### Set problem 1
In the recipe reviews, what did the July 23, 2003 reviewer use to make the soup lower in fat?

### Document extract
>> start
Most Helpful Positive Review
Dec 12, 2005

I made this in the crockpot and it turned out well. I took the suggestions of others; it tasted really good and my husband really liked it- and he is really picky about how food tastes. I cooked the turkey sausage and onions in a pan then put them in the crock pot; I added the following: garlic, cannellini beans, petite diced tomatoes, sweet turkey sausage (I would use spicy instead of sweet next time),fresh grated parmesan cheese which I added at the beginning of cooking and some when I served it. I think it would have tasted just as good without the half and half or evaporated milk. Also be sure to put the spinach in in the last half hour-I put mine in with the rest of the ingredients and the spinach was a little mushy.

 
Most Helpful Critical Review
Dec 20, 2005

This was okay. I pretty much followed the recipe and I felt like it was missing something. Next time, I WILL use spicy sausage and add white beans. I think it would also benefit from some fresh basil and parsley. It smelled wonderful, and I served it with a caesar salad and garlic rolls. Oh, by the way, since sausage links are sold mostly in packages of 5, just throw them all in and use 8 cups of broth instead of 6. It works.

 
Jul 23, 2003

This soup made a great meal. To make it lower in fat, I used turkey sausage and 98% fat free chicken broth. I also used frozen chopped spinach. Delicious!
>> end
### Listing
>> start
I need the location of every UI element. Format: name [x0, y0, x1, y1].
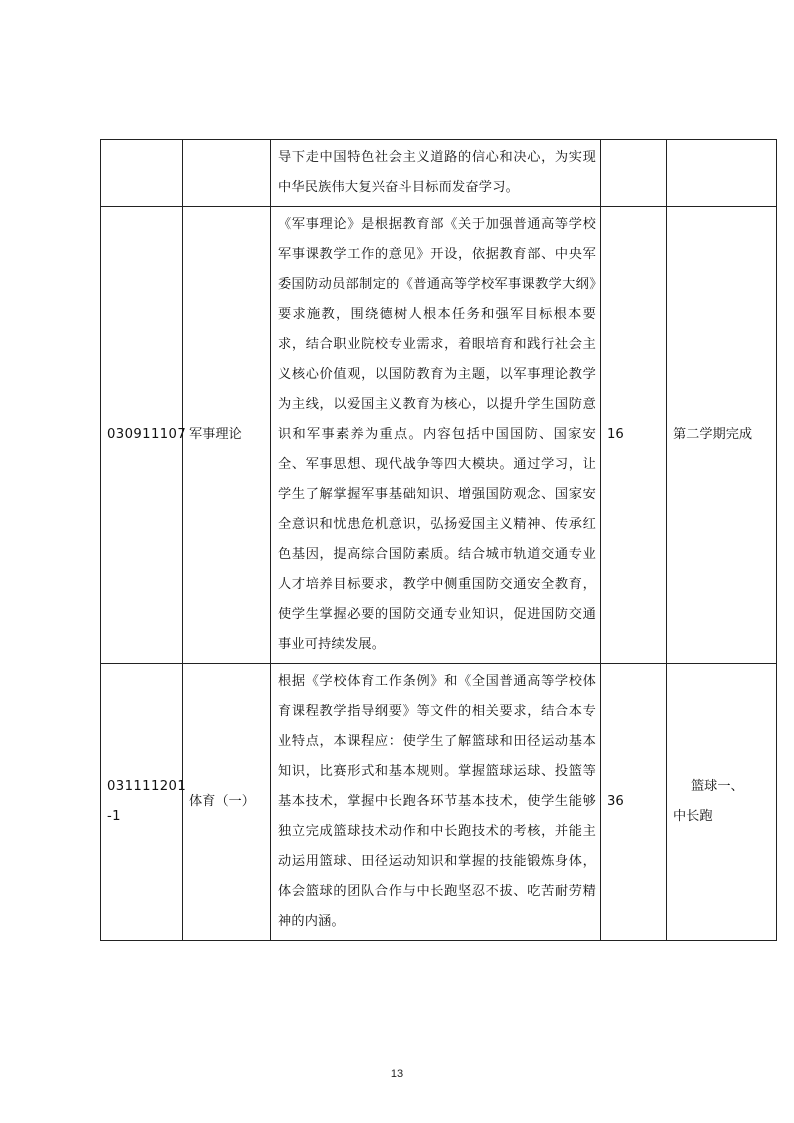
- course-name-cell: [183, 140, 271, 207]
- course-table: [100, 139, 777, 941]
- course-description-cell: 《军事理论》是根据教育部《关于加强普通高等学校军事课教学工作的意见》开设，依据教育部、中央军委国防动员部制定的《普通高等学校军事课教学大纲》要求施教，围绕德树人根本任务和强军目标根本要求，结合职业院校专业需求，着眼培育和践行社会主义核心价值观，以国防教育为主题，以军事理论教学为主线，以爱国主义教育为核心，以提升学生国防意识和军事素养为重点。内容包括中国国防、国家安全、军事思想、现代战争等四大模块。通过学习，让学生了解掌握军事基础知识、增强国防观念、国家安全意识和忧患危机意识，弘扬爱国主义精神、传承红色基因，提高综合国防素质。结合城市轨道交通专业人才培养目标要求，教学中侧重国防交通安全教育，使学生掌握必要的国防交通专业知识，促进国防交通事业可持续发展。: [271, 207, 601, 664]
- course-note-cell: [667, 140, 777, 207]
- course-code-line: 031111201: [107, 779, 187, 794]
- course-description-cell: 根据《学校体育工作条例》和《全国普通高等学校体育课程教学指导纲要》等文件的相关要求，结合本专业特点，本课程应：使学生了解篮球和田径运动基本知识，比赛形式和基本规则。掌握篮球运球、投篮等基本技术，掌握中长跑各环节基本技术，使学生能够独立完成篮球技术动作和中长跑技术的考核，并能主动运用篮球、田径运动知识和掌握的技能锻炼身体，体会篮球的团队合作与中长跑坚忍不拔、吃苦耐劳精神的内涵。: [271, 664, 601, 941]
- course-code-line: -1: [107, 809, 121, 824]
- table-row: [101, 664, 777, 941]
- course-note-cell: 第二学期完成: [667, 207, 777, 664]
- course-note-line: 中长跑: [673, 809, 713, 824]
- course-code-cell: [101, 664, 187, 941]
- course-description-cell: 导下走中国特色社会主义道路的信心和决心，为实现中华民族伟大复兴奋斗目标而发奋学习。: [271, 140, 601, 207]
- course-hours-cell: 36: [601, 664, 667, 941]
- course-note-cell: [667, 664, 777, 941]
- course-code-cell: [101, 140, 183, 207]
- table-row: [101, 207, 777, 664]
- page-number: 13: [390, 1068, 404, 1080]
- course-code-cell: 030911107: [101, 207, 183, 664]
- course-hours-cell: [601, 140, 667, 207]
- table-row: [101, 140, 777, 207]
- course-name-cell: 体育（一）: [183, 664, 271, 941]
- course-hours-cell: 16: [601, 207, 667, 664]
- course-name-cell: 军事理论: [183, 207, 271, 664]
- course-note-line: 篮球一、: [691, 779, 744, 794]
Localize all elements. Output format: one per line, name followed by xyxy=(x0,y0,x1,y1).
>> end
### Set problem 2
In the entries, reproduce word for word the lines from the one containing "- course-name-cell: [183, 140, 271, 207]" up to and including the one containing "207, 601, 664]".

### Complete response 1
Turkey sausage and 98% fat free chicken broth.

### Complete response 2
- course-name-cell: [183, 140, 271, 207]
- course-table: [100, 139, 777, 941]
- course-description-cell: 《军事理论》是根据教育部《关于加强普通高等学校军事课教学工作的意见》开设，依据教育部、中央军委国防动员部制定的《普通高等学校军事课教学大纲》要求施教，围绕德树人根本任务和强军目标根本要求，结合职业院校专业需求，着眼培育和践行社会主义核心价值观，以国防教育为主题，以军事理论教学为主线，以爱国主义教育为核心，以提升学生国防意识和军事素养为重点。内容包括中国国防、国家安全、军事思想、现代战争等四大模块。通过学习，让学生了解掌握军事基础知识、增强国防观念、国家安全意识和忧患危机意识，弘扬爱国主义精神、传承红色基因，提高综合国防素质。结合城市轨道交通专业人才培养目标要求，教学中侧重国防交通安全教育，使学生掌握必要的国防交通专业知识，促进国防交通事业可持续发展。: [271, 207, 601, 664]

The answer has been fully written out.